In the material below, find the line with "Transcribe this image's"; set down that line and every line after it to the end, exactly, without pictures.

-- Begin --

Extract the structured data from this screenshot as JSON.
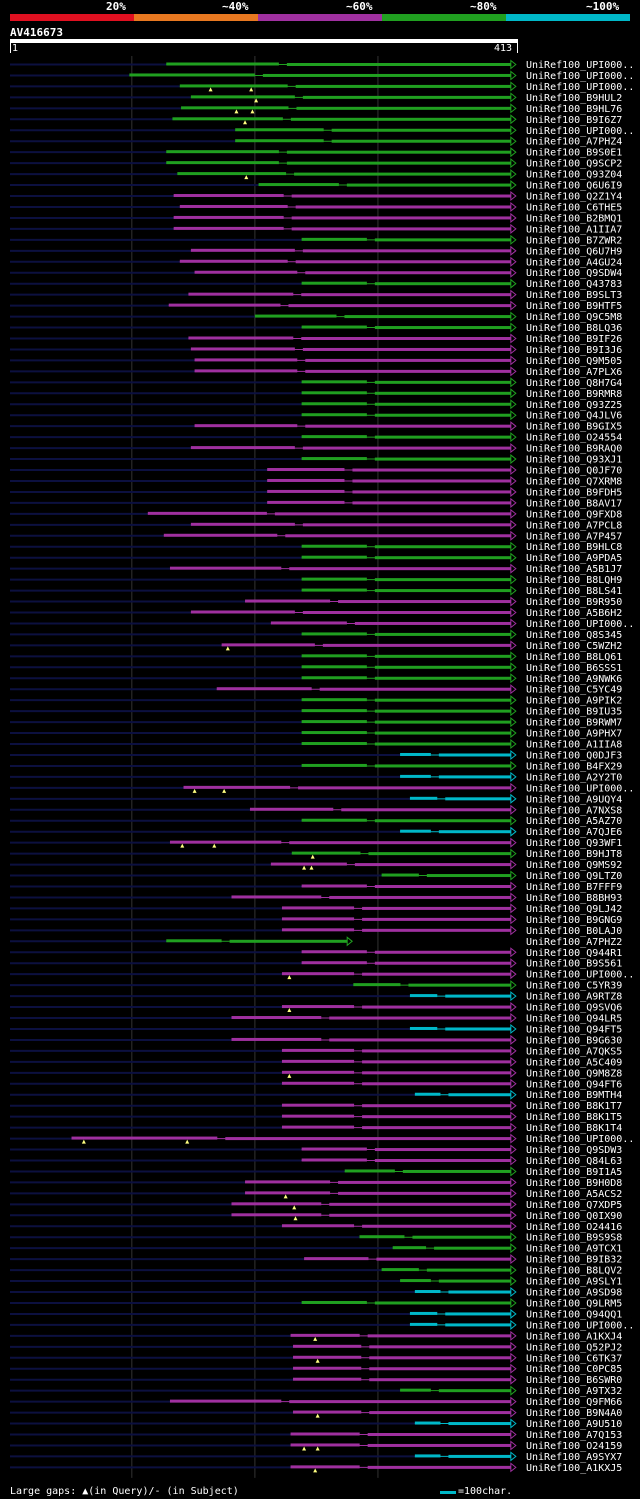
{
  "query": {
    "id": "AV416673",
    "start": "1",
    "end": "413",
    "length": 413
  },
  "legend": [
    {
      "label": "20%",
      "color": "#e01020"
    },
    {
      "label": "~40%",
      "color": "#e87820"
    },
    {
      "label": "~60%",
      "color": "#a030a0"
    },
    {
      "label": "~80%",
      "color": "#20a020"
    },
    {
      "label": "~100%",
      "color": "#00b8c8"
    }
  ],
  "colors": {
    "query_dim": "#0c1040",
    "grid": "#333333"
  },
  "footer": {
    "gaps_note": "Large gaps: ▲(in Query)/- (in Subject)",
    "scale_note": "=100char."
  },
  "chart_data": {
    "type": "alignment-overview",
    "title": "AV416673",
    "x_axis_range": [
      1,
      413
    ],
    "gridlines_at": [
      100,
      200,
      300
    ],
    "color_classes": [
      "20%",
      "~40%",
      "~60%",
      "~80%",
      "~100%"
    ],
    "hits": [
      {
        "name": "UniRef100_UPI000..",
        "start": 128,
        "end": 408,
        "cls": 3,
        "gaps": []
      },
      {
        "name": "UniRef100_UPI000..",
        "start": 98,
        "end": 408,
        "cls": 3,
        "gaps": []
      },
      {
        "name": "UniRef100_UPI000..",
        "start": 139,
        "end": 408,
        "cls": 3,
        "gaps": [
          164,
          197
        ]
      },
      {
        "name": "UniRef100_B9HUL2",
        "start": 148,
        "end": 408,
        "cls": 3,
        "gaps": [
          201
        ]
      },
      {
        "name": "UniRef100_B9HL76",
        "start": 140,
        "end": 408,
        "cls": 3,
        "gaps": [
          185,
          198
        ]
      },
      {
        "name": "UniRef100_B9I6Z7",
        "start": 133,
        "end": 408,
        "cls": 3,
        "gaps": [
          192
        ]
      },
      {
        "name": "UniRef100_UPI000..",
        "start": 184,
        "end": 408,
        "cls": 3,
        "gaps": []
      },
      {
        "name": "UniRef100_A7PHZ4",
        "start": 184,
        "end": 408,
        "cls": 3,
        "gaps": []
      },
      {
        "name": "UniRef100_B9S0E1",
        "start": 128,
        "end": 408,
        "cls": 3,
        "gaps": []
      },
      {
        "name": "UniRef100_Q9SCP2",
        "start": 128,
        "end": 408,
        "cls": 3,
        "gaps": []
      },
      {
        "name": "UniRef100_Q93Z04",
        "start": 137,
        "end": 408,
        "cls": 3,
        "gaps": [
          193
        ]
      },
      {
        "name": "UniRef100_Q6U6I9",
        "start": 203,
        "end": 408,
        "cls": 3,
        "gaps": []
      },
      {
        "name": "UniRef100_Q2Z1Y4",
        "start": 134,
        "end": 408,
        "cls": 2,
        "gaps": []
      },
      {
        "name": "UniRef100_C6THE5",
        "start": 139,
        "end": 408,
        "cls": 2,
        "gaps": []
      },
      {
        "name": "UniRef100_B2BMQ1",
        "start": 134,
        "end": 408,
        "cls": 2,
        "gaps": []
      },
      {
        "name": "UniRef100_A1IIA7",
        "start": 134,
        "end": 408,
        "cls": 2,
        "gaps": []
      },
      {
        "name": "UniRef100_B7ZWR2",
        "start": 238,
        "end": 408,
        "cls": 3,
        "gaps": []
      },
      {
        "name": "UniRef100_Q6U7H9",
        "start": 148,
        "end": 408,
        "cls": 2,
        "gaps": []
      },
      {
        "name": "UniRef100_A4GU24",
        "start": 139,
        "end": 408,
        "cls": 2,
        "gaps": []
      },
      {
        "name": "UniRef100_Q9SDW4",
        "start": 151,
        "end": 408,
        "cls": 2,
        "gaps": []
      },
      {
        "name": "UniRef100_Q43783",
        "start": 238,
        "end": 408,
        "cls": 3,
        "gaps": []
      },
      {
        "name": "UniRef100_B9SLT3",
        "start": 146,
        "end": 408,
        "cls": 2,
        "gaps": []
      },
      {
        "name": "UniRef100_B9HTF5",
        "start": 130,
        "end": 408,
        "cls": 2,
        "gaps": []
      },
      {
        "name": "UniRef100_Q9C5M8",
        "start": 200,
        "end": 408,
        "cls": 3,
        "gaps": []
      },
      {
        "name": "UniRef100_B8LQ36",
        "start": 238,
        "end": 408,
        "cls": 3,
        "gaps": []
      },
      {
        "name": "UniRef100_B9IF26",
        "start": 146,
        "end": 408,
        "cls": 2,
        "gaps": []
      },
      {
        "name": "UniRef100_B9I3J6",
        "start": 148,
        "end": 408,
        "cls": 2,
        "gaps": []
      },
      {
        "name": "UniRef100_Q9M505",
        "start": 151,
        "end": 408,
        "cls": 2,
        "gaps": []
      },
      {
        "name": "UniRef100_A7PLX6",
        "start": 151,
        "end": 408,
        "cls": 2,
        "gaps": []
      },
      {
        "name": "UniRef100_Q8H7G4",
        "start": 238,
        "end": 408,
        "cls": 3,
        "gaps": []
      },
      {
        "name": "UniRef100_B9RMR8",
        "start": 238,
        "end": 408,
        "cls": 3,
        "gaps": []
      },
      {
        "name": "UniRef100_Q93Z25",
        "start": 238,
        "end": 408,
        "cls": 3,
        "gaps": []
      },
      {
        "name": "UniRef100_Q4JLV6",
        "start": 238,
        "end": 408,
        "cls": 3,
        "gaps": []
      },
      {
        "name": "UniRef100_B9GIX5",
        "start": 151,
        "end": 408,
        "cls": 2,
        "gaps": []
      },
      {
        "name": "UniRef100_O24554",
        "start": 238,
        "end": 408,
        "cls": 3,
        "gaps": []
      },
      {
        "name": "UniRef100_B9RAQ0",
        "start": 148,
        "end": 408,
        "cls": 2,
        "gaps": []
      },
      {
        "name": "UniRef100_Q93XJ1",
        "start": 238,
        "end": 408,
        "cls": 3,
        "gaps": []
      },
      {
        "name": "UniRef100_Q0JF70",
        "start": 210,
        "end": 408,
        "cls": 2,
        "gaps": []
      },
      {
        "name": "UniRef100_Q7XRM8",
        "start": 210,
        "end": 408,
        "cls": 2,
        "gaps": []
      },
      {
        "name": "UniRef100_B9FDH5",
        "start": 210,
        "end": 408,
        "cls": 2,
        "gaps": []
      },
      {
        "name": "UniRef100_B8AV17",
        "start": 210,
        "end": 408,
        "cls": 2,
        "gaps": []
      },
      {
        "name": "UniRef100_Q9FXD8",
        "start": 113,
        "end": 408,
        "cls": 2,
        "gaps": []
      },
      {
        "name": "UniRef100_A7PCL8",
        "start": 148,
        "end": 408,
        "cls": 2,
        "gaps": []
      },
      {
        "name": "UniRef100_A7P457",
        "start": 126,
        "end": 408,
        "cls": 2,
        "gaps": []
      },
      {
        "name": "UniRef100_B9HLC8",
        "start": 238,
        "end": 408,
        "cls": 3,
        "gaps": []
      },
      {
        "name": "UniRef100_A9PDA5",
        "start": 238,
        "end": 408,
        "cls": 3,
        "gaps": []
      },
      {
        "name": "UniRef100_A5B1J7",
        "start": 131,
        "end": 408,
        "cls": 2,
        "gaps": []
      },
      {
        "name": "UniRef100_B8LQH9",
        "start": 238,
        "end": 408,
        "cls": 3,
        "gaps": []
      },
      {
        "name": "UniRef100_B8LS41",
        "start": 238,
        "end": 408,
        "cls": 3,
        "gaps": []
      },
      {
        "name": "UniRef100_B9R950",
        "start": 192,
        "end": 408,
        "cls": 2,
        "gaps": []
      },
      {
        "name": "UniRef100_A5B6H2",
        "start": 148,
        "end": 408,
        "cls": 2,
        "gaps": []
      },
      {
        "name": "UniRef100_UPI000..",
        "start": 213,
        "end": 408,
        "cls": 2,
        "gaps": []
      },
      {
        "name": "UniRef100_Q8S345",
        "start": 238,
        "end": 408,
        "cls": 3,
        "gaps": []
      },
      {
        "name": "UniRef100_C5WZH2",
        "start": 173,
        "end": 408,
        "cls": 2,
        "gaps": [
          178
        ]
      },
      {
        "name": "UniRef100_B8LQ61",
        "start": 238,
        "end": 408,
        "cls": 3,
        "gaps": []
      },
      {
        "name": "UniRef100_B6SSS1",
        "start": 238,
        "end": 408,
        "cls": 3,
        "gaps": []
      },
      {
        "name": "UniRef100_A9NWK6",
        "start": 238,
        "end": 408,
        "cls": 3,
        "gaps": []
      },
      {
        "name": "UniRef100_C5YC49",
        "start": 169,
        "end": 408,
        "cls": 2,
        "gaps": []
      },
      {
        "name": "UniRef100_A9PIK2",
        "start": 238,
        "end": 408,
        "cls": 3,
        "gaps": []
      },
      {
        "name": "UniRef100_B9IU35",
        "start": 238,
        "end": 408,
        "cls": 3,
        "gaps": []
      },
      {
        "name": "UniRef100_B9RWM7",
        "start": 238,
        "end": 408,
        "cls": 3,
        "gaps": []
      },
      {
        "name": "UniRef100_A9PHX7",
        "start": 238,
        "end": 408,
        "cls": 3,
        "gaps": []
      },
      {
        "name": "UniRef100_A1IIA8",
        "start": 238,
        "end": 408,
        "cls": 3,
        "gaps": []
      },
      {
        "name": "UniRef100_Q0DJF3",
        "start": 318,
        "end": 408,
        "cls": 4,
        "gaps": []
      },
      {
        "name": "UniRef100_B4FX29",
        "start": 238,
        "end": 408,
        "cls": 3,
        "gaps": []
      },
      {
        "name": "UniRef100_A2Y2T0",
        "start": 318,
        "end": 408,
        "cls": 4,
        "gaps": []
      },
      {
        "name": "UniRef100_UPI000..",
        "start": 142,
        "end": 408,
        "cls": 2,
        "gaps": [
          151,
          175
        ]
      },
      {
        "name": "UniRef100_A9UQY4",
        "start": 326,
        "end": 408,
        "cls": 4,
        "gaps": []
      },
      {
        "name": "UniRef100_A7NXS8",
        "start": 196,
        "end": 408,
        "cls": 2,
        "gaps": []
      },
      {
        "name": "UniRef100_A5AZ70",
        "start": 238,
        "end": 408,
        "cls": 3,
        "gaps": []
      },
      {
        "name": "UniRef100_A7QJE6",
        "start": 318,
        "end": 408,
        "cls": 4,
        "gaps": []
      },
      {
        "name": "UniRef100_Q93WF1",
        "start": 131,
        "end": 408,
        "cls": 2,
        "gaps": [
          141,
          167
        ]
      },
      {
        "name": "UniRef100_B9HJT8",
        "start": 230,
        "end": 408,
        "cls": 3,
        "gaps": [
          247
        ]
      },
      {
        "name": "UniRef100_Q9MS92",
        "start": 213,
        "end": 408,
        "cls": 2,
        "gaps": [
          240,
          246
        ]
      },
      {
        "name": "UniRef100_Q9LTZ0",
        "start": 303,
        "end": 408,
        "cls": 3,
        "gaps": []
      },
      {
        "name": "UniRef100_B7FFF9",
        "start": 238,
        "end": 408,
        "cls": 2,
        "gaps": []
      },
      {
        "name": "UniRef100_B8BH93",
        "start": 181,
        "end": 408,
        "cls": 2,
        "gaps": []
      },
      {
        "name": "UniRef100_Q9LJ42",
        "start": 222,
        "end": 408,
        "cls": 2,
        "gaps": []
      },
      {
        "name": "UniRef100_B9GNG9",
        "start": 222,
        "end": 408,
        "cls": 2,
        "gaps": []
      },
      {
        "name": "UniRef100_B0LAJ0",
        "start": 222,
        "end": 408,
        "cls": 2,
        "gaps": []
      },
      {
        "name": "UniRef100_A7PHZ2",
        "start": 128,
        "end": 275,
        "cls": 3,
        "gaps": []
      },
      {
        "name": "UniRef100_Q944R1",
        "start": 238,
        "end": 408,
        "cls": 2,
        "gaps": []
      },
      {
        "name": "UniRef100_B9S561",
        "start": 238,
        "end": 408,
        "cls": 2,
        "gaps": []
      },
      {
        "name": "UniRef100_UPI000..",
        "start": 222,
        "end": 408,
        "cls": 2,
        "gaps": [
          228
        ]
      },
      {
        "name": "UniRef100_C5YR39",
        "start": 280,
        "end": 408,
        "cls": 3,
        "gaps": []
      },
      {
        "name": "UniRef100_A9RTZ8",
        "start": 326,
        "end": 408,
        "cls": 4,
        "gaps": []
      },
      {
        "name": "UniRef100_Q9SVQ6",
        "start": 222,
        "end": 408,
        "cls": 2,
        "gaps": [
          228
        ]
      },
      {
        "name": "UniRef100_Q94LR5",
        "start": 181,
        "end": 408,
        "cls": 2,
        "gaps": []
      },
      {
        "name": "UniRef100_Q94FT5",
        "start": 326,
        "end": 408,
        "cls": 4,
        "gaps": []
      },
      {
        "name": "UniRef100_B9G630",
        "start": 181,
        "end": 408,
        "cls": 2,
        "gaps": []
      },
      {
        "name": "UniRef100_A7QKS5",
        "start": 222,
        "end": 408,
        "cls": 2,
        "gaps": []
      },
      {
        "name": "UniRef100_A5C409",
        "start": 222,
        "end": 408,
        "cls": 2,
        "gaps": []
      },
      {
        "name": "UniRef100_Q9M8Z8",
        "start": 222,
        "end": 408,
        "cls": 2,
        "gaps": [
          228
        ]
      },
      {
        "name": "UniRef100_Q94FT6",
        "start": 222,
        "end": 408,
        "cls": 2,
        "gaps": []
      },
      {
        "name": "UniRef100_B9MTH4",
        "start": 330,
        "end": 408,
        "cls": 4,
        "gaps": []
      },
      {
        "name": "UniRef100_B8K1T7",
        "start": 222,
        "end": 408,
        "cls": 2,
        "gaps": []
      },
      {
        "name": "UniRef100_B8K1T5",
        "start": 222,
        "end": 408,
        "cls": 2,
        "gaps": []
      },
      {
        "name": "UniRef100_B8K1T4",
        "start": 222,
        "end": 408,
        "cls": 2,
        "gaps": []
      },
      {
        "name": "UniRef100_UPI000..",
        "start": 51,
        "end": 408,
        "cls": 2,
        "gaps": [
          61,
          145
        ]
      },
      {
        "name": "UniRef100_Q9SDW3",
        "start": 238,
        "end": 408,
        "cls": 2,
        "gaps": []
      },
      {
        "name": "UniRef100_Q84L63",
        "start": 238,
        "end": 408,
        "cls": 2,
        "gaps": []
      },
      {
        "name": "UniRef100_B9I1A5",
        "start": 273,
        "end": 408,
        "cls": 3,
        "gaps": []
      },
      {
        "name": "UniRef100_B9H0D8",
        "start": 192,
        "end": 408,
        "cls": 2,
        "gaps": []
      },
      {
        "name": "UniRef100_A5ACS2",
        "start": 192,
        "end": 408,
        "cls": 2,
        "gaps": [
          225
        ]
      },
      {
        "name": "UniRef100_Q7XDP5",
        "start": 181,
        "end": 408,
        "cls": 2,
        "gaps": [
          232
        ]
      },
      {
        "name": "UniRef100_Q0IX90",
        "start": 181,
        "end": 408,
        "cls": 2,
        "gaps": [
          233
        ]
      },
      {
        "name": "UniRef100_O24416",
        "start": 222,
        "end": 408,
        "cls": 2,
        "gaps": []
      },
      {
        "name": "UniRef100_B9S9S8",
        "start": 285,
        "end": 408,
        "cls": 3,
        "gaps": []
      },
      {
        "name": "UniRef100_A9TCX1",
        "start": 312,
        "end": 408,
        "cls": 3,
        "gaps": []
      },
      {
        "name": "UniRef100_B9IB32",
        "start": 240,
        "end": 408,
        "cls": 2,
        "gaps": []
      },
      {
        "name": "UniRef100_B8LQV2",
        "start": 303,
        "end": 408,
        "cls": 3,
        "gaps": []
      },
      {
        "name": "UniRef100_A9SLY1",
        "start": 318,
        "end": 408,
        "cls": 3,
        "gaps": []
      },
      {
        "name": "UniRef100_A9SD98",
        "start": 330,
        "end": 408,
        "cls": 4,
        "gaps": []
      },
      {
        "name": "UniRef100_Q9LRM5",
        "start": 238,
        "end": 408,
        "cls": 3,
        "gaps": []
      },
      {
        "name": "UniRef100_Q94QQ1",
        "start": 326,
        "end": 408,
        "cls": 4,
        "gaps": []
      },
      {
        "name": "UniRef100_UPI000..",
        "start": 326,
        "end": 408,
        "cls": 4,
        "gaps": []
      },
      {
        "name": "UniRef100_A1KXJ4",
        "start": 229,
        "end": 408,
        "cls": 2,
        "gaps": [
          249
        ]
      },
      {
        "name": "UniRef100_Q52PJ2",
        "start": 231,
        "end": 408,
        "cls": 2,
        "gaps": []
      },
      {
        "name": "UniRef100_C6TK37",
        "start": 231,
        "end": 408,
        "cls": 2,
        "gaps": [
          251
        ]
      },
      {
        "name": "UniRef100_C0PC85",
        "start": 231,
        "end": 408,
        "cls": 2,
        "gaps": []
      },
      {
        "name": "UniRef100_B6SWR0",
        "start": 231,
        "end": 408,
        "cls": 2,
        "gaps": []
      },
      {
        "name": "UniRef100_A9TX32",
        "start": 318,
        "end": 408,
        "cls": 3,
        "gaps": []
      },
      {
        "name": "UniRef100_Q9FM66",
        "start": 131,
        "end": 408,
        "cls": 2,
        "gaps": []
      },
      {
        "name": "UniRef100_B9N4A0",
        "start": 231,
        "end": 408,
        "cls": 2,
        "gaps": [
          251
        ]
      },
      {
        "name": "UniRef100_A9U510",
        "start": 330,
        "end": 408,
        "cls": 4,
        "gaps": []
      },
      {
        "name": "UniRef100_A7Q153",
        "start": 229,
        "end": 408,
        "cls": 2,
        "gaps": []
      },
      {
        "name": "UniRef100_O24159",
        "start": 229,
        "end": 408,
        "cls": 2,
        "gaps": [
          240,
          251
        ]
      },
      {
        "name": "UniRef100_A9SYX7",
        "start": 330,
        "end": 408,
        "cls": 4,
        "gaps": []
      },
      {
        "name": "UniRef100_A1KXJ5",
        "start": 229,
        "end": 408,
        "cls": 2,
        "gaps": [
          249
        ]
      }
    ]
  }
}
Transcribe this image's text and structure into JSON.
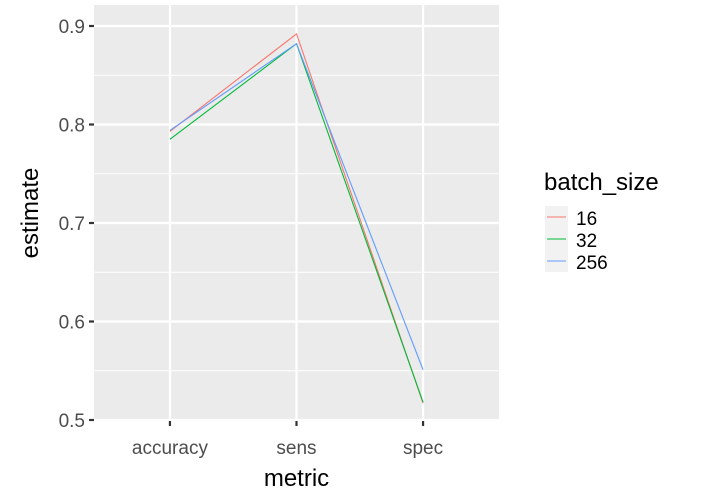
{
  "chart_data": {
    "type": "line",
    "categories": [
      "accuracy",
      "sens",
      "spec"
    ],
    "xlabel": "metric",
    "ylabel": "estimate",
    "ylim": [
      0.5,
      0.9
    ],
    "yticks": [
      0.5,
      0.6,
      0.7,
      0.8,
      0.9
    ],
    "ytick_labels": [
      "0.5",
      "0.6",
      "0.7",
      "0.8",
      "0.9"
    ],
    "grid": true,
    "legend": {
      "title": "batch_size",
      "placement": "right"
    },
    "series": [
      {
        "name": "16",
        "color": "#F8766D",
        "values": [
          0.793,
          0.892,
          0.517
        ]
      },
      {
        "name": "32",
        "color": "#00BA38",
        "values": [
          0.785,
          0.882,
          0.518
        ]
      },
      {
        "name": "256",
        "color": "#619CFF",
        "values": [
          0.794,
          0.882,
          0.551
        ]
      }
    ]
  }
}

-- End --

** Exercise answer **
Transcribe this image's text and structure into JSON.
{
  "chart_data": {
    "type": "line",
    "categories": [
      "accuracy",
      "sens",
      "spec"
    ],
    "xlabel": "metric",
    "ylabel": "estimate",
    "ylim": [
      0.5,
      0.9
    ],
    "yticks": [
      0.5,
      0.6,
      0.7,
      0.8,
      0.9
    ],
    "ytick_labels": [
      "0.5",
      "0.6",
      "0.7",
      "0.8",
      "0.9"
    ],
    "grid": true,
    "legend": {
      "title": "batch_size",
      "placement": "right"
    },
    "series": [
      {
        "name": "16",
        "color": "#F8766D",
        "values": [
          0.793,
          0.892,
          0.517
        ]
      },
      {
        "name": "32",
        "color": "#00BA38",
        "values": [
          0.785,
          0.882,
          0.518
        ]
      },
      {
        "name": "256",
        "color": "#619CFF",
        "values": [
          0.794,
          0.882,
          0.551
        ]
      }
    ]
  }
}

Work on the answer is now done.